The exercise:
Write out each line beneath this one exactly as it reads.
BEGIN Material provided
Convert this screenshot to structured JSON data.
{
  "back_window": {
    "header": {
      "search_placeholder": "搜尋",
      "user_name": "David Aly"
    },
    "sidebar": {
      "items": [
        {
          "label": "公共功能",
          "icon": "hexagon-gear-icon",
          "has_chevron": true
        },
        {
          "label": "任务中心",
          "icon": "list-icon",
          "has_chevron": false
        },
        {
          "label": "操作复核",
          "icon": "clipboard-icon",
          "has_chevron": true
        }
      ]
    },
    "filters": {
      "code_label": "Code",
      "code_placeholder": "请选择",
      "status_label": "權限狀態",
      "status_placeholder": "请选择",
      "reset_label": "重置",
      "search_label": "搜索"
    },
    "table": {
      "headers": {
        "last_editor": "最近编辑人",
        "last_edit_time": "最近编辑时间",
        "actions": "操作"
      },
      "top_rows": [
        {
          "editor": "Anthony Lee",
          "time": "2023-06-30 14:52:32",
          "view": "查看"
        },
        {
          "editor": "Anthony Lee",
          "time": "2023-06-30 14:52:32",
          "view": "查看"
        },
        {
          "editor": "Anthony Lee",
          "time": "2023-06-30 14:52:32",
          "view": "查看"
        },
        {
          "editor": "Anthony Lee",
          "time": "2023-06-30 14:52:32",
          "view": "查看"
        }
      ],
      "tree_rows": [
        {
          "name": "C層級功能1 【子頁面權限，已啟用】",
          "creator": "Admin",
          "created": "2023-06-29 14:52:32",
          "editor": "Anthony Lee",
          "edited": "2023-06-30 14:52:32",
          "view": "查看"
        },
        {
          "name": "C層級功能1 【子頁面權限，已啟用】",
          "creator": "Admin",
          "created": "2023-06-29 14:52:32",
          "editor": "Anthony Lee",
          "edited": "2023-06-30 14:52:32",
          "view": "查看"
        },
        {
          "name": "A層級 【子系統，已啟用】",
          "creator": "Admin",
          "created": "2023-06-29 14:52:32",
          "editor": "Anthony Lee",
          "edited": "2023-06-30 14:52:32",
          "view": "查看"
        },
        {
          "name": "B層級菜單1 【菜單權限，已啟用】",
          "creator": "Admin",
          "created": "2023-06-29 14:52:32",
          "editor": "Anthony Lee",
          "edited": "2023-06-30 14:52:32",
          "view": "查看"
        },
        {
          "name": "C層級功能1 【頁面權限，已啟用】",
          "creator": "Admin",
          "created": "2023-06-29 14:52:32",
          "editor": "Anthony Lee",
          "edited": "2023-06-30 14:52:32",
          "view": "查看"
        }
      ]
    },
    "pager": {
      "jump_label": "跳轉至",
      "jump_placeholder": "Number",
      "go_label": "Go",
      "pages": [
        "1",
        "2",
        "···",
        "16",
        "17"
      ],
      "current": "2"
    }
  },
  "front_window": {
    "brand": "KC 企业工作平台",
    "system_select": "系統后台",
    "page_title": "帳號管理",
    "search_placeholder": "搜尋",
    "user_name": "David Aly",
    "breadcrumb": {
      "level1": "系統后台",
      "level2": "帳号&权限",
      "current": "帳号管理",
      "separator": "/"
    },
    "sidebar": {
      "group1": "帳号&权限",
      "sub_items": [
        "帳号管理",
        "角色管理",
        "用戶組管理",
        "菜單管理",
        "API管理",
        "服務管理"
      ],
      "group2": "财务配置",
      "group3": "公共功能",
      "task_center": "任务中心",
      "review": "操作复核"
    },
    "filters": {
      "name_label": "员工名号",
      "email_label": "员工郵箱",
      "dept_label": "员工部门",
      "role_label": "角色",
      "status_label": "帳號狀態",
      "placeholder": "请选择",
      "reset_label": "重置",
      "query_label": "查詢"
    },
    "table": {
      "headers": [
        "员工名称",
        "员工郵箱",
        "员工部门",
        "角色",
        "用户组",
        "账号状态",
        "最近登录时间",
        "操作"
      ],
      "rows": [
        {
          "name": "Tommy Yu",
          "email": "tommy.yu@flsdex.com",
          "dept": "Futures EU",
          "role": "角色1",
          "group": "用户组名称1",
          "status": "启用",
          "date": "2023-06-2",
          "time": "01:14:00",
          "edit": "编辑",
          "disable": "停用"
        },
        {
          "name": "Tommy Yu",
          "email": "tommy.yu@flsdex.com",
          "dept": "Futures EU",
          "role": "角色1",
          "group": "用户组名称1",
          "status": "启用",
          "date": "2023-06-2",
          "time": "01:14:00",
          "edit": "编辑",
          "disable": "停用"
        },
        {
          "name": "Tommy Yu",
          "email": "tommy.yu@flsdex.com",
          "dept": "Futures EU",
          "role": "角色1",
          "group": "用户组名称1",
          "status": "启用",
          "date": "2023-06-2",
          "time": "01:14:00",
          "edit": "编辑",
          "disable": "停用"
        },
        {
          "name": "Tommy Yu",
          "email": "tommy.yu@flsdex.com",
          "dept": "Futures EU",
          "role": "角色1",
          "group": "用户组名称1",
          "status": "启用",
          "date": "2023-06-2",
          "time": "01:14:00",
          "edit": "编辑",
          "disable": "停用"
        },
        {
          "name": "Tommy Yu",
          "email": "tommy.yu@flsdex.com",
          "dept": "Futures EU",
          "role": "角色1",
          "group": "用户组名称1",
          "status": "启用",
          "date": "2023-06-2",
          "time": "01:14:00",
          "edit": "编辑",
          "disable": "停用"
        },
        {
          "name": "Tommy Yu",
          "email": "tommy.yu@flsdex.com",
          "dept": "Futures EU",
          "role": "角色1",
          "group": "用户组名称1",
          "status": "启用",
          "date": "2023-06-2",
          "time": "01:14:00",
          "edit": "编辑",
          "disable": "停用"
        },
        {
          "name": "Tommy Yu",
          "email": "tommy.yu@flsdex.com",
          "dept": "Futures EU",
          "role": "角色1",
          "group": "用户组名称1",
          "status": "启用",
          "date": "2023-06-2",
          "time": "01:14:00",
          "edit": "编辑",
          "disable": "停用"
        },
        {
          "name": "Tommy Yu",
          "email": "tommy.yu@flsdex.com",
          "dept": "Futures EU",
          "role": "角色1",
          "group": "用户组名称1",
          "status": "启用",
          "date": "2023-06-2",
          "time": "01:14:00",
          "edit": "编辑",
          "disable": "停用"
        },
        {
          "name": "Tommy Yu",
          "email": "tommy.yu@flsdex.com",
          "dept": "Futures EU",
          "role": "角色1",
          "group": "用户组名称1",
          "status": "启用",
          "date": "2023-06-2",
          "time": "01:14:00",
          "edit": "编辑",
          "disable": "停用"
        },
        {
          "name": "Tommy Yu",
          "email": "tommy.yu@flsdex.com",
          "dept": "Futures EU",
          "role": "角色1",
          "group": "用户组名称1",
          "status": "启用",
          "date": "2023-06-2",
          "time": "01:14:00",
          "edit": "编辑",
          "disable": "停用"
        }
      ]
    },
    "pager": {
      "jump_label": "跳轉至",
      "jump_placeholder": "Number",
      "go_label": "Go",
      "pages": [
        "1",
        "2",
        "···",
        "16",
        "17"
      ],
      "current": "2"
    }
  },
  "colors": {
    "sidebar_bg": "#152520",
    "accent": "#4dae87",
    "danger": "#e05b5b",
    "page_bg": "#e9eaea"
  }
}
END Material provided
Response below:
Convert this screenshot to structured JSON data.
{
  "back_window": {
    "header": {
      "search_placeholder": "搜尋",
      "user_name": "David Aly"
    },
    "sidebar": {
      "items": [
        {
          "label": "公共功能",
          "icon": "hexagon-gear-icon",
          "has_chevron": true
        },
        {
          "label": "任务中心",
          "icon": "list-icon",
          "has_chevron": false
        },
        {
          "label": "操作复核",
          "icon": "clipboard-icon",
          "has_chevron": true
        }
      ]
    },
    "filters": {
      "code_label": "Code",
      "code_placeholder": "请选择",
      "status_label": "權限狀態",
      "status_placeholder": "请选择",
      "reset_label": "重置",
      "search_label": "搜索"
    },
    "table": {
      "headers": {
        "last_editor": "最近编辑人",
        "last_edit_time": "最近编辑时间",
        "actions": "操作"
      },
      "top_rows": [
        {
          "editor": "Anthony Lee",
          "time": "2023-06-30 14:52:32",
          "view": "查看"
        },
        {
          "editor": "Anthony Lee",
          "time": "2023-06-30 14:52:32",
          "view": "查看"
        },
        {
          "editor": "Anthony Lee",
          "time": "2023-06-30 14:52:32",
          "view": "查看"
        },
        {
          "editor": "Anthony Lee",
          "time": "2023-06-30 14:52:32",
          "view": "查看"
        }
      ],
      "tree_rows": [
        {
          "name": "C層級功能1 【子頁面權限，已啟用】",
          "creator": "Admin",
          "created": "2023-06-29 14:52:32",
          "editor": "Anthony Lee",
          "edited": "2023-06-30 14:52:32",
          "view": "查看"
        },
        {
          "name": "C層級功能1 【子頁面權限，已啟用】",
          "creator": "Admin",
          "created": "2023-06-29 14:52:32",
          "editor": "Anthony Lee",
          "edited": "2023-06-30 14:52:32",
          "view": "查看"
        },
        {
          "name": "A層級 【子系統，已啟用】",
          "creator": "Admin",
          "created": "2023-06-29 14:52:32",
          "editor": "Anthony Lee",
          "edited": "2023-06-30 14:52:32",
          "view": "查看"
        },
        {
          "name": "B層級菜單1 【菜單權限，已啟用】",
          "creator": "Admin",
          "created": "2023-06-29 14:52:32",
          "editor": "Anthony Lee",
          "edited": "2023-06-30 14:52:32",
          "view": "查看"
        },
        {
          "name": "C層級功能1 【頁面權限，已啟用】",
          "creator": "Admin",
          "created": "2023-06-29 14:52:32",
          "editor": "Anthony Lee",
          "edited": "2023-06-30 14:52:32",
          "view": "查看"
        }
      ]
    },
    "pager": {
      "jump_label": "跳轉至",
      "jump_placeholder": "Number",
      "go_label": "Go",
      "pages": [
        "1",
        "2",
        "···",
        "16",
        "17"
      ],
      "current": "2"
    }
  },
  "front_window": {
    "brand": "KC 企业工作平台",
    "system_select": "系統后台",
    "page_title": "帳號管理",
    "search_placeholder": "搜尋",
    "user_name": "David Aly",
    "breadcrumb": {
      "level1": "系統后台",
      "level2": "帳号&权限",
      "current": "帳号管理",
      "separator": "/"
    },
    "sidebar": {
      "group1": "帳号&权限",
      "sub_items": [
        "帳号管理",
        "角色管理",
        "用戶組管理",
        "菜單管理",
        "API管理",
        "服務管理"
      ],
      "group2": "财务配置",
      "group3": "公共功能",
      "task_center": "任务中心",
      "review": "操作复核"
    },
    "filters": {
      "name_label": "员工名号",
      "email_label": "员工郵箱",
      "dept_label": "员工部门",
      "role_label": "角色",
      "status_label": "帳號狀態",
      "placeholder": "请选择",
      "reset_label": "重置",
      "query_label": "查詢"
    },
    "table": {
      "headers": [
        "员工名称",
        "员工郵箱",
        "员工部门",
        "角色",
        "用户组",
        "账号状态",
        "最近登录时间",
        "操作"
      ],
      "rows": [
        {
          "name": "Tommy Yu",
          "email": "tommy.yu@flsdex.com",
          "dept": "Futures EU",
          "role": "角色1",
          "group": "用户组名称1",
          "status": "启用",
          "date": "2023-06-2",
          "time": "01:14:00",
          "edit": "编辑",
          "disable": "停用"
        },
        {
          "name": "Tommy Yu",
          "email": "tommy.yu@flsdex.com",
          "dept": "Futures EU",
          "role": "角色1",
          "group": "用户组名称1",
          "status": "启用",
          "date": "2023-06-2",
          "time": "01:14:00",
          "edit": "编辑",
          "disable": "停用"
        },
        {
          "name": "Tommy Yu",
          "email": "tommy.yu@flsdex.com",
          "dept": "Futures EU",
          "role": "角色1",
          "group": "用户组名称1",
          "status": "启用",
          "date": "2023-06-2",
          "time": "01:14:00",
          "edit": "编辑",
          "disable": "停用"
        },
        {
          "name": "Tommy Yu",
          "email": "tommy.yu@flsdex.com",
          "dept": "Futures EU",
          "role": "角色1",
          "group": "用户组名称1",
          "status": "启用",
          "date": "2023-06-2",
          "time": "01:14:00",
          "edit": "编辑",
          "disable": "停用"
        },
        {
          "name": "Tommy Yu",
          "email": "tommy.yu@flsdex.com",
          "dept": "Futures EU",
          "role": "角色1",
          "group": "用户组名称1",
          "status": "启用",
          "date": "2023-06-2",
          "time": "01:14:00",
          "edit": "编辑",
          "disable": "停用"
        },
        {
          "name": "Tommy Yu",
          "email": "tommy.yu@flsdex.com",
          "dept": "Futures EU",
          "role": "角色1",
          "group": "用户组名称1",
          "status": "启用",
          "date": "2023-06-2",
          "time": "01:14:00",
          "edit": "编辑",
          "disable": "停用"
        },
        {
          "name": "Tommy Yu",
          "email": "tommy.yu@flsdex.com",
          "dept": "Futures EU",
          "role": "角色1",
          "group": "用户组名称1",
          "status": "启用",
          "date": "2023-06-2",
          "time": "01:14:00",
          "edit": "编辑",
          "disable": "停用"
        },
        {
          "name": "Tommy Yu",
          "email": "tommy.yu@flsdex.com",
          "dept": "Futures EU",
          "role": "角色1",
          "group": "用户组名称1",
          "status": "启用",
          "date": "2023-06-2",
          "time": "01:14:00",
          "edit": "编辑",
          "disable": "停用"
        },
        {
          "name": "Tommy Yu",
          "email": "tommy.yu@flsdex.com",
          "dept": "Futures EU",
          "role": "角色1",
          "group": "用户组名称1",
          "status": "启用",
          "date": "2023-06-2",
          "time": "01:14:00",
          "edit": "编辑",
          "disable": "停用"
        },
        {
          "name": "Tommy Yu",
          "email": "tommy.yu@flsdex.com",
          "dept": "Futures EU",
          "role": "角色1",
          "group": "用户组名称1",
          "status": "启用",
          "date": "2023-06-2",
          "time": "01:14:00",
          "edit": "编辑",
          "disable": "停用"
        }
      ]
    },
    "pager": {
      "jump_label": "跳轉至",
      "jump_placeholder": "Number",
      "go_label": "Go",
      "pages": [
        "1",
        "2",
        "···",
        "16",
        "17"
      ],
      "current": "2"
    }
  },
  "colors": {
    "sidebar_bg": "#152520",
    "accent": "#4dae87",
    "danger": "#e05b5b",
    "page_bg": "#e9eaea"
  }
}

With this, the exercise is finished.